From the entries below, extract every line that includes the word "days".

(Data records)

★ ★ ★ ★ ★ ★ ★

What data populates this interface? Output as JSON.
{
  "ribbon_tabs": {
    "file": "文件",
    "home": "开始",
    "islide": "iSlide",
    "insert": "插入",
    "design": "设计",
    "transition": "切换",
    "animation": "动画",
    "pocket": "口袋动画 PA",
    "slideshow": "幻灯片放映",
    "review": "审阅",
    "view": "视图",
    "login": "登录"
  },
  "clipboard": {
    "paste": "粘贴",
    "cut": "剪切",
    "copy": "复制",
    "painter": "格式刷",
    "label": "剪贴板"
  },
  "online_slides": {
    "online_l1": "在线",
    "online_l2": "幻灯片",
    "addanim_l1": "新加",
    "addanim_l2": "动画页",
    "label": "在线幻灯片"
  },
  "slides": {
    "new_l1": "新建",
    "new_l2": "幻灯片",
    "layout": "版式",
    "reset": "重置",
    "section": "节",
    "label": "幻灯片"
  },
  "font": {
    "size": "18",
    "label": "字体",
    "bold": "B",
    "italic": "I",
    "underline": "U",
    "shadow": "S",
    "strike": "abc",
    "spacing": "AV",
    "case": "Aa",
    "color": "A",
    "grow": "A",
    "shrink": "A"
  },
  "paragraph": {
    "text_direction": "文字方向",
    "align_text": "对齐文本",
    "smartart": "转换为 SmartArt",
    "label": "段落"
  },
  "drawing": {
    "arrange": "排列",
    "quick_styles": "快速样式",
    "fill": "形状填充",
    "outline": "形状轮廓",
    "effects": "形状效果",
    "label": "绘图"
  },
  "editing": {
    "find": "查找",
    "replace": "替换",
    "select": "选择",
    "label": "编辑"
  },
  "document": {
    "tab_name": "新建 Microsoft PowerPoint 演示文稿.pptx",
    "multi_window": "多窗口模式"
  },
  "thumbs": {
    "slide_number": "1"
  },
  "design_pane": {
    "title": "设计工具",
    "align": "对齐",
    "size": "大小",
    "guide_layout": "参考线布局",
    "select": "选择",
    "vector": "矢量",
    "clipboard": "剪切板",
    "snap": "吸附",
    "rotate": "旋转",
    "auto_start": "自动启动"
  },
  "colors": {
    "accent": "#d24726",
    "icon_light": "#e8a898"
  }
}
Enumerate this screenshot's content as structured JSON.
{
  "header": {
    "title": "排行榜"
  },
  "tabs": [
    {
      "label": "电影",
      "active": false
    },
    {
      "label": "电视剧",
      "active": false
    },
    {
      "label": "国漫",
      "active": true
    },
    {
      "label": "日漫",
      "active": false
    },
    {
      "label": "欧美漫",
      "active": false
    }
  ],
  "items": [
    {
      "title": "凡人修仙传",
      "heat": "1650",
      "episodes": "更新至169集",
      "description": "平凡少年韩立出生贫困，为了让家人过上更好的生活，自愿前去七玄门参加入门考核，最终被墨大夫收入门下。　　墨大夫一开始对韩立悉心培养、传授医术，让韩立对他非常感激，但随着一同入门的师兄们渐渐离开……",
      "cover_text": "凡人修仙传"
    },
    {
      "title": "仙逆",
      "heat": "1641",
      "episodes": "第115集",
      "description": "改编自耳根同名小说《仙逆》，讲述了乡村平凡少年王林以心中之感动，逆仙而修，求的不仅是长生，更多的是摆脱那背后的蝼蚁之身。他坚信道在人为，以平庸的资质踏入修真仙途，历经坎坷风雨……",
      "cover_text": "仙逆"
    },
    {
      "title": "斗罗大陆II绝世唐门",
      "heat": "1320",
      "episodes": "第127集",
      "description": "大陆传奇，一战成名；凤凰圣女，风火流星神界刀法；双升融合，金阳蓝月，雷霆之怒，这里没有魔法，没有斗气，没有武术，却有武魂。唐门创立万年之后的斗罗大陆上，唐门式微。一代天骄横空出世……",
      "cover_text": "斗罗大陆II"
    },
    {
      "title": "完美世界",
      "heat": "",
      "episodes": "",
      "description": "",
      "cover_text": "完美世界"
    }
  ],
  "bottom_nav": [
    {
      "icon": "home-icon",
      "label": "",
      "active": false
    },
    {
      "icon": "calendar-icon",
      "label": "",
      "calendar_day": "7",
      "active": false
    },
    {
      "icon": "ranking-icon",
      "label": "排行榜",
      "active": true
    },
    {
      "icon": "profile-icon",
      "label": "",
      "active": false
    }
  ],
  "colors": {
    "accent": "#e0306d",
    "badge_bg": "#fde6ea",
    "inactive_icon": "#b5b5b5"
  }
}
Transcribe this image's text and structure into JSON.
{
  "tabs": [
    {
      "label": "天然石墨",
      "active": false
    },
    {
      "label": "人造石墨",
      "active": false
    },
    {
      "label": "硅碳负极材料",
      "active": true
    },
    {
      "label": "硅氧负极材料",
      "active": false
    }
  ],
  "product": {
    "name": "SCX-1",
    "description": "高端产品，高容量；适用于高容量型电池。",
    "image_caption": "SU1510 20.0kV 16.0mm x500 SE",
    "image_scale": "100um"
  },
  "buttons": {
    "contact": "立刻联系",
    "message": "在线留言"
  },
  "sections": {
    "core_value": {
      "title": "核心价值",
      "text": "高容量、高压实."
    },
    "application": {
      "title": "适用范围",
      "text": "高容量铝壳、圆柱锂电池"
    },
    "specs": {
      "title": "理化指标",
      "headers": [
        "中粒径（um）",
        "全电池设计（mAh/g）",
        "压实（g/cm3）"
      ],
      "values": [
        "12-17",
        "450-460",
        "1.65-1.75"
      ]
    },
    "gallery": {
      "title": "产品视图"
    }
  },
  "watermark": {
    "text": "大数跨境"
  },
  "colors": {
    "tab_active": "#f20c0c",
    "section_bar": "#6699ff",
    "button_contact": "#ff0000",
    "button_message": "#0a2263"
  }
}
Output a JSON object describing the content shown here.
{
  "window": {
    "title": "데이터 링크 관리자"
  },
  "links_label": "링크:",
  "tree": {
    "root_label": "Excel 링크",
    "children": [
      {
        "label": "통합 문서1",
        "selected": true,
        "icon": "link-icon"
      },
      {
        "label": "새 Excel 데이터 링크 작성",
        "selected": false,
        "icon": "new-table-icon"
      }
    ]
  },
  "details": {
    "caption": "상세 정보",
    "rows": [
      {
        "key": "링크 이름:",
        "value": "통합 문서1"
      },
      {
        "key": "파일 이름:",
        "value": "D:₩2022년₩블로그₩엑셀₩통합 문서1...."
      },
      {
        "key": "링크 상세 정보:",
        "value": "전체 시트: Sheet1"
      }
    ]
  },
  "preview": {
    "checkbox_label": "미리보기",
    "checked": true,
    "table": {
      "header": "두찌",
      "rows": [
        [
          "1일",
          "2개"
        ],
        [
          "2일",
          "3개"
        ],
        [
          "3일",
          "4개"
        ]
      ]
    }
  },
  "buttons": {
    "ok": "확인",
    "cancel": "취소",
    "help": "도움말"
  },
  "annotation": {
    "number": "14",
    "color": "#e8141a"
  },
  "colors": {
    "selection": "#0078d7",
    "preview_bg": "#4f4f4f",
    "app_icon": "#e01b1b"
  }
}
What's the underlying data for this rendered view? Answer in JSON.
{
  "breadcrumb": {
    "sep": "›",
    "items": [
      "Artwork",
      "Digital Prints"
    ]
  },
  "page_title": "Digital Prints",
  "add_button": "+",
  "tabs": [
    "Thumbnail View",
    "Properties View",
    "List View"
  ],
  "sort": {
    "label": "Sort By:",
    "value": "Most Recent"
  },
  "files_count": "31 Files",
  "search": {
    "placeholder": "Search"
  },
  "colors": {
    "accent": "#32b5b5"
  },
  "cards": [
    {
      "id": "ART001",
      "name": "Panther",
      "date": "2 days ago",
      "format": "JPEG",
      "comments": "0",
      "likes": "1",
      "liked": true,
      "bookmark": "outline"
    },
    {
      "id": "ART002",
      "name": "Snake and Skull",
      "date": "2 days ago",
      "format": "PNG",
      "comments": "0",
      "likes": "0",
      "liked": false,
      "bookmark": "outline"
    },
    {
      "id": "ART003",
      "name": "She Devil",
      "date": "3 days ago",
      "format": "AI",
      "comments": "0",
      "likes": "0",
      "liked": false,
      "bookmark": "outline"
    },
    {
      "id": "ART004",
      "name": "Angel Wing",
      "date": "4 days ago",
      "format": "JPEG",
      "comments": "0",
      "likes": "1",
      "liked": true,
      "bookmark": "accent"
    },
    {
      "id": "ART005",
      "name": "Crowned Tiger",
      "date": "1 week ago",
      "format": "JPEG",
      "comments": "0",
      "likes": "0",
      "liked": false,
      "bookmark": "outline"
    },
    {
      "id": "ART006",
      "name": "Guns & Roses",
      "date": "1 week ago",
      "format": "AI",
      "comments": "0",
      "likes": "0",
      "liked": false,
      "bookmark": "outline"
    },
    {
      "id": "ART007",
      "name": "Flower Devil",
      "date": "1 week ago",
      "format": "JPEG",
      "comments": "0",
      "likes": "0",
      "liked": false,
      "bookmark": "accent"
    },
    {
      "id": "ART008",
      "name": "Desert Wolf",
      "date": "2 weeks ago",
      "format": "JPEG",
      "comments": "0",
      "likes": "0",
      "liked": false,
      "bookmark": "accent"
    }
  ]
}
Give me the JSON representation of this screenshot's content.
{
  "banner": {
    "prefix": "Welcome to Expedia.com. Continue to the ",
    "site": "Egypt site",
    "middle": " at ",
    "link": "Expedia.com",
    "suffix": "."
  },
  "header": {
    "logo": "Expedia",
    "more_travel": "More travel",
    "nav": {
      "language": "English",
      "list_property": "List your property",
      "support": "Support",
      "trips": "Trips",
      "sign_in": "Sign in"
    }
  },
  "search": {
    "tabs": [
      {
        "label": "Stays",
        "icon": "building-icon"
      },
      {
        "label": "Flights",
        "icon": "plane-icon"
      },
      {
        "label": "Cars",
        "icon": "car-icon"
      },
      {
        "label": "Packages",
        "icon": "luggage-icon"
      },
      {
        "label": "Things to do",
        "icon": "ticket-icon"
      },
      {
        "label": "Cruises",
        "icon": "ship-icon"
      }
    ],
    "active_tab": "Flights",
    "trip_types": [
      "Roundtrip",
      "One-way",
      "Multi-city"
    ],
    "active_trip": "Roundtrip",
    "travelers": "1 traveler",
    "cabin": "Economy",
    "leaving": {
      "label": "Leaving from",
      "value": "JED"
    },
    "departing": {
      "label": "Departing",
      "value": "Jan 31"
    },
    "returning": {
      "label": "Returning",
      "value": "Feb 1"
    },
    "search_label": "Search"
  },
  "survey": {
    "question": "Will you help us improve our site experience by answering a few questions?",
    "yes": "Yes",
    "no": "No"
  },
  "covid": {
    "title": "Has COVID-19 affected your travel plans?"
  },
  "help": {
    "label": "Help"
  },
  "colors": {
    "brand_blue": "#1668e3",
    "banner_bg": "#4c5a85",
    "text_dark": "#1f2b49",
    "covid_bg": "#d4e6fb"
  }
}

★ ★ ★ ★ ★ ★ ★

Response:
      "date": "2 days ago",
      "date": "2 days ago",
      "date": "3 days ago",
      "date": "4 days ago",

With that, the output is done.